## THE TASK
Write out each record again exactly as it stands.

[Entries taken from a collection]
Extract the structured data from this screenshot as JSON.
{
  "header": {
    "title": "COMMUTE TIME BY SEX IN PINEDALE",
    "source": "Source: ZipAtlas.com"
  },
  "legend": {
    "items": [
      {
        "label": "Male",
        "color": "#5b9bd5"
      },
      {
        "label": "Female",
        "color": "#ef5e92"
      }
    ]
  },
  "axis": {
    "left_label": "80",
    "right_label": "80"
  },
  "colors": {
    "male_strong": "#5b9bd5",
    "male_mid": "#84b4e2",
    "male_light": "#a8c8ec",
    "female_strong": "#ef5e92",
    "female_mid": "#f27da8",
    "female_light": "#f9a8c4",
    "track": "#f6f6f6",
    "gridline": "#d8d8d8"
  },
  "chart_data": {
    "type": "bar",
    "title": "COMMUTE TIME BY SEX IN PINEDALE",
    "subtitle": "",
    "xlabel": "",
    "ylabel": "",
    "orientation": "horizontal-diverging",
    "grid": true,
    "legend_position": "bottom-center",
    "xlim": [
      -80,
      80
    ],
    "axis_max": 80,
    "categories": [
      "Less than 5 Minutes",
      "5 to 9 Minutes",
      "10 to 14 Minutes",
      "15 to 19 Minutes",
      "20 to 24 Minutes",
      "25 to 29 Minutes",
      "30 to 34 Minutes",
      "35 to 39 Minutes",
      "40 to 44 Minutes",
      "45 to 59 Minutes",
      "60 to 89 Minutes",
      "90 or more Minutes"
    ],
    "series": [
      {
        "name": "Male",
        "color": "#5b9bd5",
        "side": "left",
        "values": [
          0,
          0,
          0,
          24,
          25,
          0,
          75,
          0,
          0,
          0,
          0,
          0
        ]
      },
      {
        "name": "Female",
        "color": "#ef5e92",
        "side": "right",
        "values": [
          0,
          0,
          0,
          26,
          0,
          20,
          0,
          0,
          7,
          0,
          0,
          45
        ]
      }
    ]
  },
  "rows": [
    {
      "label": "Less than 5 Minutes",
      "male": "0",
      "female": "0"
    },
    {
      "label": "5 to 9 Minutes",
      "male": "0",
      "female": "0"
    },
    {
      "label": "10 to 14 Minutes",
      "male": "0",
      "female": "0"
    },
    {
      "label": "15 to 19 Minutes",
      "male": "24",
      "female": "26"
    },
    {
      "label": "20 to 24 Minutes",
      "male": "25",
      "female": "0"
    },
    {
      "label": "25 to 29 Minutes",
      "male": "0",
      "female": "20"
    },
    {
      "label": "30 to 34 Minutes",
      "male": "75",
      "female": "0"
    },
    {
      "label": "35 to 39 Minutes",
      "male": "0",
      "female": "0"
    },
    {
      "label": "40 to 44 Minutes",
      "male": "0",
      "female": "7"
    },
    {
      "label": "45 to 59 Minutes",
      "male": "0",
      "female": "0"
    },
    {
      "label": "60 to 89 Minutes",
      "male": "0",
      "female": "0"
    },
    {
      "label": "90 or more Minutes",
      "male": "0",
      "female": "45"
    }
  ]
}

## EXERCISE ANSWER
Extract the structured data from this screenshot as JSON.
{
  "header": {
    "title": "COMMUTE TIME BY SEX IN PINEDALE",
    "source": "Source: ZipAtlas.com"
  },
  "legend": {
    "items": [
      {
        "label": "Male",
        "color": "#5b9bd5"
      },
      {
        "label": "Female",
        "color": "#ef5e92"
      }
    ]
  },
  "axis": {
    "left_label": "80",
    "right_label": "80"
  },
  "colors": {
    "male_strong": "#5b9bd5",
    "male_mid": "#84b4e2",
    "male_light": "#a8c8ec",
    "female_strong": "#ef5e92",
    "female_mid": "#f27da8",
    "female_light": "#f9a8c4",
    "track": "#f6f6f6",
    "gridline": "#d8d8d8"
  },
  "chart_data": {
    "type": "bar",
    "title": "COMMUTE TIME BY SEX IN PINEDALE",
    "subtitle": "",
    "xlabel": "",
    "ylabel": "",
    "orientation": "horizontal-diverging",
    "grid": true,
    "legend_position": "bottom-center",
    "xlim": [
      -80,
      80
    ],
    "axis_max": 80,
    "categories": [
      "Less than 5 Minutes",
      "5 to 9 Minutes",
      "10 to 14 Minutes",
      "15 to 19 Minutes",
      "20 to 24 Minutes",
      "25 to 29 Minutes",
      "30 to 34 Minutes",
      "35 to 39 Minutes",
      "40 to 44 Minutes",
      "45 to 59 Minutes",
      "60 to 89 Minutes",
      "90 or more Minutes"
    ],
    "series": [
      {
        "name": "Male",
        "color": "#5b9bd5",
        "side": "left",
        "values": [
          0,
          0,
          0,
          24,
          25,
          0,
          75,
          0,
          0,
          0,
          0,
          0
        ]
      },
      {
        "name": "Female",
        "color": "#ef5e92",
        "side": "right",
        "values": [
          0,
          0,
          0,
          26,
          0,
          20,
          0,
          0,
          7,
          0,
          0,
          45
        ]
      }
    ]
  },
  "rows": [
    {
      "label": "Less than 5 Minutes",
      "male": "0",
      "female": "0"
    },
    {
      "label": "5 to 9 Minutes",
      "male": "0",
      "female": "0"
    },
    {
      "label": "10 to 14 Minutes",
      "male": "0",
      "female": "0"
    },
    {
      "label": "15 to 19 Minutes",
      "male": "24",
      "female": "26"
    },
    {
      "label": "20 to 24 Minutes",
      "male": "25",
      "female": "0"
    },
    {
      "label": "25 to 29 Minutes",
      "male": "0",
      "female": "20"
    },
    {
      "label": "30 to 34 Minutes",
      "male": "75",
      "female": "0"
    },
    {
      "label": "35 to 39 Minutes",
      "male": "0",
      "female": "0"
    },
    {
      "label": "40 to 44 Minutes",
      "male": "0",
      "female": "7"
    },
    {
      "label": "45 to 59 Minutes",
      "male": "0",
      "female": "0"
    },
    {
      "label": "60 to 89 Minutes",
      "male": "0",
      "female": "0"
    },
    {
      "label": "90 or more Minutes",
      "male": "0",
      "female": "45"
    }
  ]
}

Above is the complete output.